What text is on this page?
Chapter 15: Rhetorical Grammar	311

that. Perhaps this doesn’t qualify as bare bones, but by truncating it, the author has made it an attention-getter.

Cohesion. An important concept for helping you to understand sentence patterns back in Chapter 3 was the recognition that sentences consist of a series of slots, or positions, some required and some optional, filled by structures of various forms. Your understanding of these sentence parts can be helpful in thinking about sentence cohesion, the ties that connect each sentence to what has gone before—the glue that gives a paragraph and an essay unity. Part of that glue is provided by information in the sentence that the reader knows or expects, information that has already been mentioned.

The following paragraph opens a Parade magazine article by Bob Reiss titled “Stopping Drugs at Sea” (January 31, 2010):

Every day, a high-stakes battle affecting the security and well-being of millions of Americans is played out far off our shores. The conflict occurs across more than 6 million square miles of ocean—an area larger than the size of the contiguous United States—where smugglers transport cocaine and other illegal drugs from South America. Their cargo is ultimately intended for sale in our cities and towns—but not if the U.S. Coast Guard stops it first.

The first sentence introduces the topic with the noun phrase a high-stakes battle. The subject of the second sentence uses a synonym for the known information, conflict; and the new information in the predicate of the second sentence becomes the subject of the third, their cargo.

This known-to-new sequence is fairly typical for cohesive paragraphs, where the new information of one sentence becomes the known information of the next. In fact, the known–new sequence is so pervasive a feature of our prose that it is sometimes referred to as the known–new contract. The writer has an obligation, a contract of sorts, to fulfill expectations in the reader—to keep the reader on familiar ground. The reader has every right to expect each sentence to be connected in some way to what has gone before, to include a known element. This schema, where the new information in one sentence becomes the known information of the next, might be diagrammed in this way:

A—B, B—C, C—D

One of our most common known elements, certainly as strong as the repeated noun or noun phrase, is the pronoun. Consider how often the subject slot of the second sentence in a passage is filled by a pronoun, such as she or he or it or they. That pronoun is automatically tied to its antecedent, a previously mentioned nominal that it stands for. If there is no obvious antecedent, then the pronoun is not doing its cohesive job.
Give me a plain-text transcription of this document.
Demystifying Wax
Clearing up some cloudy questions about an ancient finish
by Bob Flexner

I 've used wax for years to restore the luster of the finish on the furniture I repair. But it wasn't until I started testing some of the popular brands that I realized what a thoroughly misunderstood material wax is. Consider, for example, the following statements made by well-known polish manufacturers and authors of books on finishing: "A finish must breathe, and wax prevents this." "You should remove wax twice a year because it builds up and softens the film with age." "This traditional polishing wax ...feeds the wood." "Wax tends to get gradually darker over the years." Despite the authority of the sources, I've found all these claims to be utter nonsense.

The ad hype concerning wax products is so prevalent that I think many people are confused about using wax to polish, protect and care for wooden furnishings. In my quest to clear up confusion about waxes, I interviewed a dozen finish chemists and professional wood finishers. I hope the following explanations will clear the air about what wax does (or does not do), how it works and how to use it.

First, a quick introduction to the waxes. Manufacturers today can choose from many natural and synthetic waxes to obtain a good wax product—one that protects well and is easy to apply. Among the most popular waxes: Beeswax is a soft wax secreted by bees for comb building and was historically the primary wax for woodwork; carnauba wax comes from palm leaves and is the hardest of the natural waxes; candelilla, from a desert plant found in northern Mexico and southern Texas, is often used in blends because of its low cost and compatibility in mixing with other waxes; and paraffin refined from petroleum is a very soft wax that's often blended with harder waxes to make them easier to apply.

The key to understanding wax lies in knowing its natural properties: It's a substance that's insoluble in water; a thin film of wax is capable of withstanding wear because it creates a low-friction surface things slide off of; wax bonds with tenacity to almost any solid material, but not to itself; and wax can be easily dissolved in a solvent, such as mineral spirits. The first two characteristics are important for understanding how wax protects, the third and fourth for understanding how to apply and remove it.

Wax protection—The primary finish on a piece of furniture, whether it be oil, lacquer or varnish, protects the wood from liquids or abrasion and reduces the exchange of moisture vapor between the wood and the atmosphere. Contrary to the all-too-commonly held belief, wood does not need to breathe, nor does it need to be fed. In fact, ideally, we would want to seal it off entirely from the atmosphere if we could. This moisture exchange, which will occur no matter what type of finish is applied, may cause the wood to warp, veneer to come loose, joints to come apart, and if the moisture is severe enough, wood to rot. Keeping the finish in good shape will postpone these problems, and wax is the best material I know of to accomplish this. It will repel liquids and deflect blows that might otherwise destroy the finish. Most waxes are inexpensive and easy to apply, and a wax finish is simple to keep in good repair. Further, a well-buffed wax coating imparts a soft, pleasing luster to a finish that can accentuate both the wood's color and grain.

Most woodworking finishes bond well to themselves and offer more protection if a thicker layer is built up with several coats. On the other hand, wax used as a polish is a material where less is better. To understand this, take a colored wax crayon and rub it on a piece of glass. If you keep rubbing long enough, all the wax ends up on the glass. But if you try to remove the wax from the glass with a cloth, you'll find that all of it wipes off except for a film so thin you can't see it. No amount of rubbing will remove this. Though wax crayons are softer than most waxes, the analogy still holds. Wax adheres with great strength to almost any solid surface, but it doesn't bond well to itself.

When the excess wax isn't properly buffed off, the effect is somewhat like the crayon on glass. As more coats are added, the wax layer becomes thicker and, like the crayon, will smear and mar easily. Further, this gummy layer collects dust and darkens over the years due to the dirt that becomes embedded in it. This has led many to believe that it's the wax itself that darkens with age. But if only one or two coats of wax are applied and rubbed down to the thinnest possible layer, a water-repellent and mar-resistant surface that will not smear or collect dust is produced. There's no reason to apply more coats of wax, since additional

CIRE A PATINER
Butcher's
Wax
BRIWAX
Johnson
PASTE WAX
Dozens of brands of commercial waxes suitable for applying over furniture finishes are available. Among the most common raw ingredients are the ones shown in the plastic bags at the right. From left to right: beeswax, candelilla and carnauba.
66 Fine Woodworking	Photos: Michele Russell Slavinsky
.....
▸ Task objective
In how many lines does the word "text" appear? Respond with the number alone.

▸ Response
2